**WRITTEN TASK**
Go through the entries below and write each one out exactly.

**DATA EXCERPTS**
----------------------------------------
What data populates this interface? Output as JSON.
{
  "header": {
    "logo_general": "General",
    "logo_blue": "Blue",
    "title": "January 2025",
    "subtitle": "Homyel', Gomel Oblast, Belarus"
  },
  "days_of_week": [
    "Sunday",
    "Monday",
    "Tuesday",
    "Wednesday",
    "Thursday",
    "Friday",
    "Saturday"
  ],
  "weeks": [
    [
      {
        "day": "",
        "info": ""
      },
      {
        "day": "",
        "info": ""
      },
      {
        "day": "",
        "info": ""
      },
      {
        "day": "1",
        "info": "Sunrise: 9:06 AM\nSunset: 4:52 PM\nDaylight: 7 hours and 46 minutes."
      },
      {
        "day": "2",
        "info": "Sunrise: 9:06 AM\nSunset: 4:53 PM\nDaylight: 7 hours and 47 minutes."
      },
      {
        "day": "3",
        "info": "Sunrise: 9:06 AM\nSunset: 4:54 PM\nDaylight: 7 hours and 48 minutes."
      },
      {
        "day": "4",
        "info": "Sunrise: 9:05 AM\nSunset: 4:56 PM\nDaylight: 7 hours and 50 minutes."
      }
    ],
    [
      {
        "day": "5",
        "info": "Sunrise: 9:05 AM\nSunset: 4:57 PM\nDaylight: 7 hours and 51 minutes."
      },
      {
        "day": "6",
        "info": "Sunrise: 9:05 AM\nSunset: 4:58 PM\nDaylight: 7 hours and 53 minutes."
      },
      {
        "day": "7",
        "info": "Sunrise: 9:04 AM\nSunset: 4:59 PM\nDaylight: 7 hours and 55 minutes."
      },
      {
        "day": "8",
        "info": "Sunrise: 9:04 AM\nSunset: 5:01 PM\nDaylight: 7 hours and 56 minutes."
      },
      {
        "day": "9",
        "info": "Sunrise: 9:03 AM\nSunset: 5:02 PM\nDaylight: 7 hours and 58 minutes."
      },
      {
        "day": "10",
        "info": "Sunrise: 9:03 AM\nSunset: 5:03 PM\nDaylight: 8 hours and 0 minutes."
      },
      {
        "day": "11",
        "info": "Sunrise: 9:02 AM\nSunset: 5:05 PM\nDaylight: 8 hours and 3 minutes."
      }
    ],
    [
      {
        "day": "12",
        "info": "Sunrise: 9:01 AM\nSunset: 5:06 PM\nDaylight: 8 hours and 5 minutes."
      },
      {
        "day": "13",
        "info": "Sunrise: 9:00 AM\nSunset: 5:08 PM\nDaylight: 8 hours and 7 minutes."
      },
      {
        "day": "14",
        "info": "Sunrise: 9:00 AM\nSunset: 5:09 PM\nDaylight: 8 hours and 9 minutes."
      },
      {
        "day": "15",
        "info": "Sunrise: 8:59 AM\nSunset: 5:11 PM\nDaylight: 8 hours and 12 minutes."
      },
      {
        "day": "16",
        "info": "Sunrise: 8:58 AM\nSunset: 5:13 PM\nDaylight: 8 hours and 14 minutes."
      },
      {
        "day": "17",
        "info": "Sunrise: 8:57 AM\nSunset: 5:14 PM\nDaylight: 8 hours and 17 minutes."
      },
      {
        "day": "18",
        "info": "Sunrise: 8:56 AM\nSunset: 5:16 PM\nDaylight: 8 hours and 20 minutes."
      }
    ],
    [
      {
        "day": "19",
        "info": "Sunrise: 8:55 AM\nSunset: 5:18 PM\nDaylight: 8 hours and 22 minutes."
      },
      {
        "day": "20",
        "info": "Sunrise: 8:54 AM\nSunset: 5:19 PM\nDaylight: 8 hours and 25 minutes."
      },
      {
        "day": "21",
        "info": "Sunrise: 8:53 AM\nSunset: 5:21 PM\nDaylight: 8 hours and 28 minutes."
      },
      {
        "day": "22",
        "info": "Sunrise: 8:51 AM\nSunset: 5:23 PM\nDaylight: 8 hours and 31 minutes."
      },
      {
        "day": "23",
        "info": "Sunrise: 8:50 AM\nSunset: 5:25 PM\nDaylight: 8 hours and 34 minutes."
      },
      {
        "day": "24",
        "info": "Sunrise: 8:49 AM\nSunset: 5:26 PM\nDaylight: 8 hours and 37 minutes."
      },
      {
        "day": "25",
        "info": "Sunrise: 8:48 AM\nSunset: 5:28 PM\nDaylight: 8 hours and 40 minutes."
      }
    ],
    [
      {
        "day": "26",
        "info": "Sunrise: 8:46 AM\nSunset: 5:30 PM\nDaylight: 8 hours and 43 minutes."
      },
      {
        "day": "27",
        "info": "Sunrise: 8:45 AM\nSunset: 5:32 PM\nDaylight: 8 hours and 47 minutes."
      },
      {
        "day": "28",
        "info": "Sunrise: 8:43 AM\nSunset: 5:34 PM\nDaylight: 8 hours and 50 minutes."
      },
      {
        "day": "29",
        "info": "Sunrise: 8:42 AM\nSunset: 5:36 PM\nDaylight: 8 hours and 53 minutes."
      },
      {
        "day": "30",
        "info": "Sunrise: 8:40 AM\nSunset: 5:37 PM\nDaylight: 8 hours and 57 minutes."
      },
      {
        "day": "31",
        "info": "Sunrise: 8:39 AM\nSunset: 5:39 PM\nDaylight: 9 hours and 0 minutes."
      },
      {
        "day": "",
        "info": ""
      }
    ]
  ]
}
----------------------------------------
**WRITTEN REPLY**
What data populates this interface? Output as JSON.
{
  "header": {
    "logo_general": "General",
    "logo_blue": "Blue",
    "title": "January 2025",
    "subtitle": "Homyel', Gomel Oblast, Belarus"
  },
  "days_of_week": [
    "Sunday",
    "Monday",
    "Tuesday",
    "Wednesday",
    "Thursday",
    "Friday",
    "Saturday"
  ],
  "weeks": [
    [
      {
        "day": "",
        "info": ""
      },
      {
        "day": "",
        "info": ""
      },
      {
        "day": "",
        "info": ""
      },
      {
        "day": "1",
        "info": "Sunrise: 9:06 AM\nSunset: 4:52 PM\nDaylight: 7 hours and 46 minutes."
      },
      {
        "day": "2",
        "info": "Sunrise: 9:06 AM\nSunset: 4:53 PM\nDaylight: 7 hours and 47 minutes."
      },
      {
        "day": "3",
        "info": "Sunrise: 9:06 AM\nSunset: 4:54 PM\nDaylight: 7 hours and 48 minutes."
      },
      {
        "day": "4",
        "info": "Sunrise: 9:05 AM\nSunset: 4:56 PM\nDaylight: 7 hours and 50 minutes."
      }
    ],
    [
      {
        "day": "5",
        "info": "Sunrise: 9:05 AM\nSunset: 4:57 PM\nDaylight: 7 hours and 51 minutes."
      },
      {
        "day": "6",
        "info": "Sunrise: 9:05 AM\nSunset: 4:58 PM\nDaylight: 7 hours and 53 minutes."
      },
      {
        "day": "7",
        "info": "Sunrise: 9:04 AM\nSunset: 4:59 PM\nDaylight: 7 hours and 55 minutes."
      },
      {
        "day": "8",
        "info": "Sunrise: 9:04 AM\nSunset: 5:01 PM\nDaylight: 7 hours and 56 minutes."
      },
      {
        "day": "9",
        "info": "Sunrise: 9:03 AM\nSunset: 5:02 PM\nDaylight: 7 hours and 58 minutes."
      },
      {
        "day": "10",
        "info": "Sunrise: 9:03 AM\nSunset: 5:03 PM\nDaylight: 8 hours and 0 minutes."
      },
      {
        "day": "11",
        "info": "Sunrise: 9:02 AM\nSunset: 5:05 PM\nDaylight: 8 hours and 3 minutes."
      }
    ],
    [
      {
        "day": "12",
        "info": "Sunrise: 9:01 AM\nSunset: 5:06 PM\nDaylight: 8 hours and 5 minutes."
      },
      {
        "day": "13",
        "info": "Sunrise: 9:00 AM\nSunset: 5:08 PM\nDaylight: 8 hours and 7 minutes."
      },
      {
        "day": "14",
        "info": "Sunrise: 9:00 AM\nSunset: 5:09 PM\nDaylight: 8 hours and 9 minutes."
      },
      {
        "day": "15",
        "info": "Sunrise: 8:59 AM\nSunset: 5:11 PM\nDaylight: 8 hours and 12 minutes."
      },
      {
        "day": "16",
        "info": "Sunrise: 8:58 AM\nSunset: 5:13 PM\nDaylight: 8 hours and 14 minutes."
      },
      {
        "day": "17",
        "info": "Sunrise: 8:57 AM\nSunset: 5:14 PM\nDaylight: 8 hours and 17 minutes."
      },
      {
        "day": "18",
        "info": "Sunrise: 8:56 AM\nSunset: 5:16 PM\nDaylight: 8 hours and 20 minutes."
      }
    ],
    [
      {
        "day": "19",
        "info": "Sunrise: 8:55 AM\nSunset: 5:18 PM\nDaylight: 8 hours and 22 minutes."
      },
      {
        "day": "20",
        "info": "Sunrise: 8:54 AM\nSunset: 5:19 PM\nDaylight: 8 hours and 25 minutes."
      },
      {
        "day": "21",
        "info": "Sunrise: 8:53 AM\nSunset: 5:21 PM\nDaylight: 8 hours and 28 minutes."
      },
      {
        "day": "22",
        "info": "Sunrise: 8:51 AM\nSunset: 5:23 PM\nDaylight: 8 hours and 31 minutes."
      },
      {
        "day": "23",
        "info": "Sunrise: 8:50 AM\nSunset: 5:25 PM\nDaylight: 8 hours and 34 minutes."
      },
      {
        "day": "24",
        "info": "Sunrise: 8:49 AM\nSunset: 5:26 PM\nDaylight: 8 hours and 37 minutes."
      },
      {
        "day": "25",
        "info": "Sunrise: 8:48 AM\nSunset: 5:28 PM\nDaylight: 8 hours and 40 minutes."
      }
    ],
    [
      {
        "day": "26",
        "info": "Sunrise: 8:46 AM\nSunset: 5:30 PM\nDaylight: 8 hours and 43 minutes."
      },
      {
        "day": "27",
        "info": "Sunrise: 8:45 AM\nSunset: 5:32 PM\nDaylight: 8 hours and 47 minutes."
      },
      {
        "day": "28",
        "info": "Sunrise: 8:43 AM\nSunset: 5:34 PM\nDaylight: 8 hours and 50 minutes."
      },
      {
        "day": "29",
        "info": "Sunrise: 8:42 AM\nSunset: 5:36 PM\nDaylight: 8 hours and 53 minutes."
      },
      {
        "day": "30",
        "info": "Sunrise: 8:40 AM\nSunset: 5:37 PM\nDaylight: 8 hours and 57 minutes."
      },
      {
        "day": "31",
        "info": "Sunrise: 8:39 AM\nSunset: 5:39 PM\nDaylight: 9 hours and 0 minutes."
      },
      {
        "day": "",
        "info": ""
      }
    ]
  ]
}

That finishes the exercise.